> [DO THIS]
Scan the records for the line containing "Transcribe this image's"; extract it and all later lines, verbatim, through the end, and nothing before it.

> [DATA RECORDS]
┏━━

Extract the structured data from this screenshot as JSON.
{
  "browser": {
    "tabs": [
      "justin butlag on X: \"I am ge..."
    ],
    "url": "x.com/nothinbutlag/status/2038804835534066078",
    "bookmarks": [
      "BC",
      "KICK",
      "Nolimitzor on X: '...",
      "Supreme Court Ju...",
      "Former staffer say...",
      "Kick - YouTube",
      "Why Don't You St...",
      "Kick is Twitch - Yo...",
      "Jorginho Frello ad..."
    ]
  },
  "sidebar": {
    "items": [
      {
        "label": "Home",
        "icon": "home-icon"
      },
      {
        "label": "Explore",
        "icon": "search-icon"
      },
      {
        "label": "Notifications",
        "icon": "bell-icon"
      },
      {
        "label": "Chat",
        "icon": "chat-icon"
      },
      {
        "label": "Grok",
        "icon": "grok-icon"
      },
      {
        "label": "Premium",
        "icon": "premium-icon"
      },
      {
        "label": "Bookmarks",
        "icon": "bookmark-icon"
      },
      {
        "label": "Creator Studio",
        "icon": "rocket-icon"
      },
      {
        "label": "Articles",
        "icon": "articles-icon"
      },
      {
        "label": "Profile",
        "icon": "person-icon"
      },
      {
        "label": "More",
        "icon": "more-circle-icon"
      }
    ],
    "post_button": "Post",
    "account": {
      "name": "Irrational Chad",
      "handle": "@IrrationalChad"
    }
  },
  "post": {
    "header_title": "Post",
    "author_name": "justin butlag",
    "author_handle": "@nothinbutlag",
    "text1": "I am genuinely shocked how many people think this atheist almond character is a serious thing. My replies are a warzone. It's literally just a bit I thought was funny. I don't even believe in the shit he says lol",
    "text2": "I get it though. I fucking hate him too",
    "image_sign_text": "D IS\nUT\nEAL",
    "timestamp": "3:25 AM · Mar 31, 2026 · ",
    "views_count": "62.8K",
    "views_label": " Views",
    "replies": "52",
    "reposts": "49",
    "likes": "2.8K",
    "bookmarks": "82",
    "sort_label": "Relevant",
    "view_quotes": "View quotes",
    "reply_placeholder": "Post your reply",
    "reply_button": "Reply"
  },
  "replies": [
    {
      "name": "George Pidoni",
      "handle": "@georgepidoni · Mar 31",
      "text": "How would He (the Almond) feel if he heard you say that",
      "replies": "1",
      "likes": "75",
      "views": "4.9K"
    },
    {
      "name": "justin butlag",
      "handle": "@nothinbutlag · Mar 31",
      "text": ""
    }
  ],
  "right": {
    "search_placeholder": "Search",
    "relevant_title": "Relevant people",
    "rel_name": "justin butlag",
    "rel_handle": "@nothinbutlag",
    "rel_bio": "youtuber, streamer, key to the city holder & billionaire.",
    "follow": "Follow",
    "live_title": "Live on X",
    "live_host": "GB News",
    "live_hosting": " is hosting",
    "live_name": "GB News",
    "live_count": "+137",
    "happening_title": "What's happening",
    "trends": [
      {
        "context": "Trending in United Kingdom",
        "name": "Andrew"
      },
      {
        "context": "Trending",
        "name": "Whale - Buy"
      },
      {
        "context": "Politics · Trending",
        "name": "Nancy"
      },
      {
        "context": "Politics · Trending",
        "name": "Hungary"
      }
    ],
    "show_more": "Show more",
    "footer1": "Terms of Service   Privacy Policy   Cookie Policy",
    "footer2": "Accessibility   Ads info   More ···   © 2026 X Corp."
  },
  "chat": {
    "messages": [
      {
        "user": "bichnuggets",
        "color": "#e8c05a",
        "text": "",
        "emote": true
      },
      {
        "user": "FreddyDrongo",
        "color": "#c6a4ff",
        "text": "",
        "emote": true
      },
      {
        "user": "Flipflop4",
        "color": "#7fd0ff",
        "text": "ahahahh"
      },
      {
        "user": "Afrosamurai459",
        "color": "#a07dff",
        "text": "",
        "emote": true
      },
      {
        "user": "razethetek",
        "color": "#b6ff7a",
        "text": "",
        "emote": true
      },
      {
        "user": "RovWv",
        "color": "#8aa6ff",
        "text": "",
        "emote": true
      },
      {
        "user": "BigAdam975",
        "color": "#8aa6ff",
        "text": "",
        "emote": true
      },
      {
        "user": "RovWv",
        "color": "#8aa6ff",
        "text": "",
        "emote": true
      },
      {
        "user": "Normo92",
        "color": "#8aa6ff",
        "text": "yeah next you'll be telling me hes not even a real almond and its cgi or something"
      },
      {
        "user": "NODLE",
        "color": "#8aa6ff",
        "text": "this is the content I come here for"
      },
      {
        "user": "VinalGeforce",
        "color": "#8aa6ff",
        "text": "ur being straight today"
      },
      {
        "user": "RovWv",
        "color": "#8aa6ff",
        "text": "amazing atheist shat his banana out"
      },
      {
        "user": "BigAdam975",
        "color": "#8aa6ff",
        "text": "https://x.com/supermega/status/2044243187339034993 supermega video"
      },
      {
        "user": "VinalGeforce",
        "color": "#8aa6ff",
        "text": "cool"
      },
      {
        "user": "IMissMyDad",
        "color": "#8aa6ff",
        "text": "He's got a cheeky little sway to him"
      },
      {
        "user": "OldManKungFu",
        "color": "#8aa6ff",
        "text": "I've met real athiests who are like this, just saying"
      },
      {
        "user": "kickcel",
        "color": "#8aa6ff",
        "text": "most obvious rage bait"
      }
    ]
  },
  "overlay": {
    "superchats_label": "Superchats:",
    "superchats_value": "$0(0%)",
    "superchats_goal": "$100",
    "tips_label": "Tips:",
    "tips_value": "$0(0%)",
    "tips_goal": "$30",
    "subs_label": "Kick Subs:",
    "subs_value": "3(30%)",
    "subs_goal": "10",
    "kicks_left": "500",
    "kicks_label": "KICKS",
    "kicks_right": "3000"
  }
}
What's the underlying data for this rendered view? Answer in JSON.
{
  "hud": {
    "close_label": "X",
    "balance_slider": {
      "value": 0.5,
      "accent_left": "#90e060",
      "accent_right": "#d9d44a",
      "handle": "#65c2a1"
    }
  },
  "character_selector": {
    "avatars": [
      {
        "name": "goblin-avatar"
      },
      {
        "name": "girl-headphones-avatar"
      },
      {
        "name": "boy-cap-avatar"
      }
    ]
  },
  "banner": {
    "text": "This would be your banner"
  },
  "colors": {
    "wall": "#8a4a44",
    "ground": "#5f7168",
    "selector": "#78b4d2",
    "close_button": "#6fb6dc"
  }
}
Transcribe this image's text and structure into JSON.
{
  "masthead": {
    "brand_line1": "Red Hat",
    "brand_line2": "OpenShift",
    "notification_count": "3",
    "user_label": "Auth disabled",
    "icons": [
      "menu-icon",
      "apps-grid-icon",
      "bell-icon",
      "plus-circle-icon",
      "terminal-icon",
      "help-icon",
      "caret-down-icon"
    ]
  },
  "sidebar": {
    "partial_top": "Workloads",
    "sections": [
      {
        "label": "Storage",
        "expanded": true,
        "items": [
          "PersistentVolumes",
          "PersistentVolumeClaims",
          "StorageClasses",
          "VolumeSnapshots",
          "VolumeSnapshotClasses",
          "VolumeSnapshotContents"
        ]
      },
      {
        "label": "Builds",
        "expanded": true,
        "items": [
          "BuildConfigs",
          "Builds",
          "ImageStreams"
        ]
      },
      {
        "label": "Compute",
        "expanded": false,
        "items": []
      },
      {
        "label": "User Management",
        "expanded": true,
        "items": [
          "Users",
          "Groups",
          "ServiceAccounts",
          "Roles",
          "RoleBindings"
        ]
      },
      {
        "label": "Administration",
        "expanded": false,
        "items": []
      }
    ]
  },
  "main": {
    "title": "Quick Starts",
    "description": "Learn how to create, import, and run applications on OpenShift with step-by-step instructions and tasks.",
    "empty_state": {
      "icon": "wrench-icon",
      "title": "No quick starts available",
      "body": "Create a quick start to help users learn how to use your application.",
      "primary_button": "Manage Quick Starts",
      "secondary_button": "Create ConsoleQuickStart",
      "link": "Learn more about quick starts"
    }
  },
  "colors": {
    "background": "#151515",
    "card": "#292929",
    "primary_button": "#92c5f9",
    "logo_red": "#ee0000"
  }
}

┗━━

> [FULL ANSWER]
Transcribe this image's text and structure into JSON.
{
  "masthead": {
    "brand_line1": "Red Hat",
    "brand_line2": "OpenShift",
    "notification_count": "3",
    "user_label": "Auth disabled",
    "icons": [
      "menu-icon",
      "apps-grid-icon",
      "bell-icon",
      "plus-circle-icon",
      "terminal-icon",
      "help-icon",
      "caret-down-icon"
    ]
  },
  "sidebar": {
    "partial_top": "Workloads",
    "sections": [
      {
        "label": "Storage",
        "expanded": true,
        "items": [
          "PersistentVolumes",
          "PersistentVolumeClaims",
          "StorageClasses",
          "VolumeSnapshots",
          "VolumeSnapshotClasses",
          "VolumeSnapshotContents"
        ]
      },
      {
        "label": "Builds",
        "expanded": true,
        "items": [
          "BuildConfigs",
          "Builds",
          "ImageStreams"
        ]
      },
      {
        "label": "Compute",
        "expanded": false,
        "items": []
      },
      {
        "label": "User Management",
        "expanded": true,
        "items": [
          "Users",
          "Groups",
          "ServiceAccounts",
          "Roles",
          "RoleBindings"
        ]
      },
      {
        "label": "Administration",
        "expanded": false,
        "items": []
      }
    ]
  },
  "main": {
    "title": "Quick Starts",
    "description": "Learn how to create, import, and run applications on OpenShift with step-by-step instructions and tasks.",
    "empty_state": {
      "icon": "wrench-icon",
      "title": "No quick starts available",
      "body": "Create a quick start to help users learn how to use your application.",
      "primary_button": "Manage Quick Starts",
      "secondary_button": "Create ConsoleQuickStart",
      "link": "Learn more about quick starts"
    }
  },
  "colors": {
    "background": "#151515",
    "card": "#292929",
    "primary_button": "#92c5f9",
    "logo_red": "#ee0000"
  }
}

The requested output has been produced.